**Stated task A**
In the excerpt on plate bending and shear stresses, what does the symbol κ denote?
**Stated task B**
Extend the excerpt on plate bending and shear stresses, starting right after the interpolation given as Eq. (3.24).

[BEGIN Page excerpt]

In the hypothesis of small strains and homogeneous material, the bending part of Cauchy stress \(\sigma \) reads as

$$\begin{aligned} \sigma _f={\mathcal {C}_f}{\epsilon _{f}} \end{aligned}$$
(3.20)

where \({\mathcal {C}_f}\) is defined as

$$\begin{aligned} {\mathcal {C}_f}=\frac{E}{\left( 1-\nu ^2\right) }\left[ \begin{array}{ccc} 1&{}\nu &{}\nu \\ \nu &{} 1&{} \nu \\ 0&{}0&{} \displaystyle \frac{1-\nu }{2}\\ \end{array}\right] \end{aligned}$$
(3.21)

Shear stress components are given by

$$\begin{aligned} \sigma _{c}={\mathcal {C}_c}{\epsilon _{c}} \end{aligned}$$
(3.22)

where \({\mathcal {C}_c}\) is defined as

$$\begin{aligned} {\mathcal {C}_c}=\kappa \frac{E}{2\left( 1+\nu \right) }\left[ \begin{array}{ccc} 1&{}0 \\ 0 &{} 1 \\ \end{array}\right] \end{aligned}$$
(3.23)

where \(\kappa \) is the shear correction factor. Now, since the vector field \(U=\left( u,v, w\right) \) can be fully characterized for given \(d^T=\left( \theta _x,\theta _y, w\right) \) thanks to Eq. (3.17), we assume in the discretized space, the following interpolation

$$\begin{aligned} \theta _x=\sum ^{n}_{i=1}{N_i{\theta _x}_i};\qquad \theta _y=\sum ^{n}_{i=1}{N_i{\theta _y}_i};\qquad w=\sum ^{n}_{i=1}{N_i{w_i}} \end{aligned}$$
(3.24)

[END Page excerpt]
[BEGIN Recorded data]

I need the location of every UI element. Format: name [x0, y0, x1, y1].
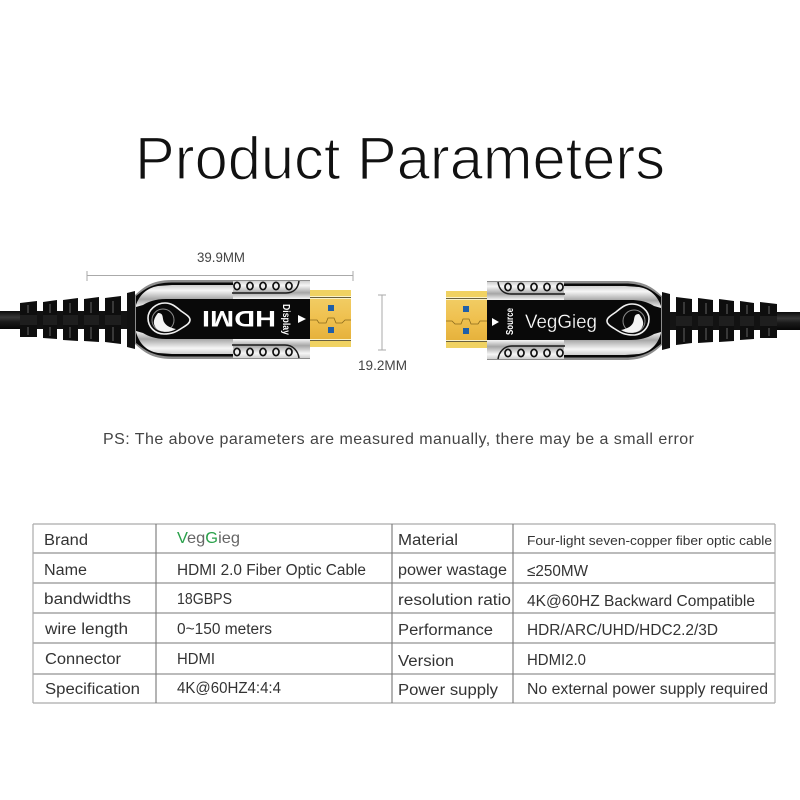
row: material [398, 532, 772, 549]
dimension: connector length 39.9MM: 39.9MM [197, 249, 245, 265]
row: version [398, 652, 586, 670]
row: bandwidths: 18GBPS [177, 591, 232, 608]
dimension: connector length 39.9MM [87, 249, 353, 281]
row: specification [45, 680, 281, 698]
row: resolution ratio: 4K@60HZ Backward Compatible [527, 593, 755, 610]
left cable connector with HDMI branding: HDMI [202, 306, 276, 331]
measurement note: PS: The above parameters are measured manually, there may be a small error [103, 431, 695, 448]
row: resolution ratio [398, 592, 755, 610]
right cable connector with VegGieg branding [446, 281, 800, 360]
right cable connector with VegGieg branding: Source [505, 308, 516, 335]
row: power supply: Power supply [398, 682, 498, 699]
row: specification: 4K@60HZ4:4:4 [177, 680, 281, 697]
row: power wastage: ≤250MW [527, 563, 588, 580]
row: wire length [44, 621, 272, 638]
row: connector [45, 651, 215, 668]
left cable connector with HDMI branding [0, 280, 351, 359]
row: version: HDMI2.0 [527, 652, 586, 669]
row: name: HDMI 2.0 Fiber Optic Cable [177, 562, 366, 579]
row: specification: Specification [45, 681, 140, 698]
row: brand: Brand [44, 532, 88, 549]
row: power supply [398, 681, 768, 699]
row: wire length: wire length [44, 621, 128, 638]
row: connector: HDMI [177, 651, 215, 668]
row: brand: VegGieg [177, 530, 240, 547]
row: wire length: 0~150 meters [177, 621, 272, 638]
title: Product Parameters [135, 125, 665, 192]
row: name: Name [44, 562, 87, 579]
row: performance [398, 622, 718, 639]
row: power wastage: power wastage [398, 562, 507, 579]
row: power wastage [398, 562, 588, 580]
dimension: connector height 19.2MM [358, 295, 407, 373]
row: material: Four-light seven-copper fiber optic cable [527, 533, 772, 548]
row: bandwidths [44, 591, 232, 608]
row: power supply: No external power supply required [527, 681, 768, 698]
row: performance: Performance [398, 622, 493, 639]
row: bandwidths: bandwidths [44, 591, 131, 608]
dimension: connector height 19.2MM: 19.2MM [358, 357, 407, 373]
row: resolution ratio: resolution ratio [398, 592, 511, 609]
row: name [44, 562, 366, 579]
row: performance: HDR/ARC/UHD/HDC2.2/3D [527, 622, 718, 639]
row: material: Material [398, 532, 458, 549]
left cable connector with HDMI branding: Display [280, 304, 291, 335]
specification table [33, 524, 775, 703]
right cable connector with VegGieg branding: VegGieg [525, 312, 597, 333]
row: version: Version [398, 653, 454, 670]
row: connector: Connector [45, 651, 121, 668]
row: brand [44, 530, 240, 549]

[END Recorded data]
[BEGIN Recorded data]

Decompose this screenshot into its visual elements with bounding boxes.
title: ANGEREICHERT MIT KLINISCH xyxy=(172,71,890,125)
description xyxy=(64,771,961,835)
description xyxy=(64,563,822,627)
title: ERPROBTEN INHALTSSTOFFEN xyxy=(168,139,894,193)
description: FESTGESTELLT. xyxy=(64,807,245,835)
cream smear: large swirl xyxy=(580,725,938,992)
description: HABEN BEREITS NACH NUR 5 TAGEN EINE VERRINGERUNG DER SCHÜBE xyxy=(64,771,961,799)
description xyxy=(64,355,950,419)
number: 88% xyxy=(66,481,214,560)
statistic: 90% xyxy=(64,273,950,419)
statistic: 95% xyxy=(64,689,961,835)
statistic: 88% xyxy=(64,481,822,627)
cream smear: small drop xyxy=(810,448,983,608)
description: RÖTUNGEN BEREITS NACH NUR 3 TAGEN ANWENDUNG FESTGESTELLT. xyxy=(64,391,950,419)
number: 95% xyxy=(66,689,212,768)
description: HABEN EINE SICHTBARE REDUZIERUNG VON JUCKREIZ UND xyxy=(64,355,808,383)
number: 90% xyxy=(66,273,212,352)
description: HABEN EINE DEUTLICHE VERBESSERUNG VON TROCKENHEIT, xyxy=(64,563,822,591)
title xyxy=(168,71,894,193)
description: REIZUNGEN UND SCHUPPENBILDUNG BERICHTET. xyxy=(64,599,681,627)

[END Recorded data]

**Reply A**
κ is the shear correction factor.

**Reply B**
In virtue of this general approximation, the bending \(B_f\) and shear \(B_c\) strain matrices can be readily written out.

$$\begin{aligned} B_{f}\mathrm {=}\left[ \begin{array}{cccccccccc} N_{1,x}&{}0&{}0&{}\dots &{} N_{n,x} &{}0&{}0 \\ 0&{} N_{1,y}&{}0 &{} \dots &{} 0 &{} N_{n,y} &{}0\\ N_{1,y}&{} N_{1,x}&{}0 &{} \dots &{} N_{n,y} &{} N_{n,x} &{}0\\ \end{array}\right] ; B_{c}\mathrm {=}\left[ \begin{array}{cccccccccc} N_{1}&{} 0 &{}N_{1,x} &{}\dots &{}N_{n}&{} 0 &{}N_{n,x}\\ 0 &{} N_{1} &{}N_{2,y} &{}\dots &{}0&{} N_{n} &{}N_{n,y}\\ \end{array}\right] \end{aligned}$$
(3.25)

After replacing Eqs.(3.25), (3.24), (3.22) and Eq.(3.20) into Eq.(2.9) and simplifying everything, we end up with Eq.(3.26)

(3.26)

where \(\overline{M}\) reads as

$$\begin{aligned} \overline{M}=\displaystyle \left[ \begin{array}{ccc} \frac{h^3}{12}&{}0&{}0 \\ 0 &{} \frac{h^3}{12}&{}0 \\ 0 &{} 0&{}h \\ \end{array}\right] \end{aligned}$$
(3.27)

After assembling, we end up with the system of partial differential equations below

$$\begin{aligned} {M_g}{{\ddot{d}}}+{K_g}{d}={F_{ext}}\,\quad d \in {{\mathbb {R}}^{nn*m}} \end{aligned}$$
(3.28)

It is important to bear in mind that in Eq.(3.28), the shear-related component of the stiffness matrix is calculated using reduced integration. This prevents shear-locking problems from occurring.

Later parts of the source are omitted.